- **Do this**
Show all lines holding the string "define".

- **Records to use**
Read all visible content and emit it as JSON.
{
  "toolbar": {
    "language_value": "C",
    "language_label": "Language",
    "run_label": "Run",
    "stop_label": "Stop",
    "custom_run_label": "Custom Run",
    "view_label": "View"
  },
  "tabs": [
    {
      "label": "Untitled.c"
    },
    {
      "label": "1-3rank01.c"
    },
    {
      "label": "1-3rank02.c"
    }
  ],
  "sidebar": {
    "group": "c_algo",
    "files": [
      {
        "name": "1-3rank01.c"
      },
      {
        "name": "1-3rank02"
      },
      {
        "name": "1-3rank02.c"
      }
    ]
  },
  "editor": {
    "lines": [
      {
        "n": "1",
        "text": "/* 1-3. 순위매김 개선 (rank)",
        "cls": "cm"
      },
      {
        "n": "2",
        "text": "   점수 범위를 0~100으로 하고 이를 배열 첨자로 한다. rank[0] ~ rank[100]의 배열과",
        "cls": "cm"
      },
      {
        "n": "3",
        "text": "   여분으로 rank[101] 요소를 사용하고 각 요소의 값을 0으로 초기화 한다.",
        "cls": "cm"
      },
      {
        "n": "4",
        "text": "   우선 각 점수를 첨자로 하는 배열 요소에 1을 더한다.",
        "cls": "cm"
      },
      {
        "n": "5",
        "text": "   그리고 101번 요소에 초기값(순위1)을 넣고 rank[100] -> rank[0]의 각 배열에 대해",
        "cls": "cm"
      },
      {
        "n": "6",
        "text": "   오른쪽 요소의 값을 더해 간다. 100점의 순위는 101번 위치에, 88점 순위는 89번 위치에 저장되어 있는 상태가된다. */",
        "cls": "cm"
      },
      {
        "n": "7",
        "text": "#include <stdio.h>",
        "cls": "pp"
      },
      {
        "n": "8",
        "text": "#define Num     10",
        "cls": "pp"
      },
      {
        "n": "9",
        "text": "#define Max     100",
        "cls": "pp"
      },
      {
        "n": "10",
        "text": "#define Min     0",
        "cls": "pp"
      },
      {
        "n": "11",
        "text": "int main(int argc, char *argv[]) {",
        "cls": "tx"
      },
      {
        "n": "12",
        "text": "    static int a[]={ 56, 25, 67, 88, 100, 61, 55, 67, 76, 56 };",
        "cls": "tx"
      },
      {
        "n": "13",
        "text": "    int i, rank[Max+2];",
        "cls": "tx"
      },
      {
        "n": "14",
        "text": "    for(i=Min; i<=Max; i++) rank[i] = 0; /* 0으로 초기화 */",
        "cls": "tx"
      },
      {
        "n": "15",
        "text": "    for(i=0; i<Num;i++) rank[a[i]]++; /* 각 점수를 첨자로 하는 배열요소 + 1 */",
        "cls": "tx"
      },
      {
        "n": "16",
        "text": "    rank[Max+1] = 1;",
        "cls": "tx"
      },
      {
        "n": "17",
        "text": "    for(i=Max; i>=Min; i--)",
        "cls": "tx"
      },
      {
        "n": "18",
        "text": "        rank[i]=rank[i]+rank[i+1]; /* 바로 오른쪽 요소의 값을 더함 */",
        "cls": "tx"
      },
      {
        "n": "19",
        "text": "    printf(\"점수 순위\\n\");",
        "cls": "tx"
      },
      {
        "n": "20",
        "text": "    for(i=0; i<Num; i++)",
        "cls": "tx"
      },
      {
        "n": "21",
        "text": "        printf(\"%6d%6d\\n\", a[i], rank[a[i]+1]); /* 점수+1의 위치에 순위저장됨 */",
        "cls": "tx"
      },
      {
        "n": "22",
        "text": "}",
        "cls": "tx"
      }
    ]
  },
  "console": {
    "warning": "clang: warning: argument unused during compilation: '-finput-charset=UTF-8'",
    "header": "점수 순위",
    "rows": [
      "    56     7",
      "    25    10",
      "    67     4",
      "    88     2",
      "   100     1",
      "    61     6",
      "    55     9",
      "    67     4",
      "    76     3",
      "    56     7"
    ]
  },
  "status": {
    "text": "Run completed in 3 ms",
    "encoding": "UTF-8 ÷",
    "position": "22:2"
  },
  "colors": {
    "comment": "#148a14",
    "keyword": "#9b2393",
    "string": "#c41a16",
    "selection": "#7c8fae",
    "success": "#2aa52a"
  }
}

- **Result**
        "text": "#define Num     10",
        "text": "#define Max     100",
        "text": "#define Min     0",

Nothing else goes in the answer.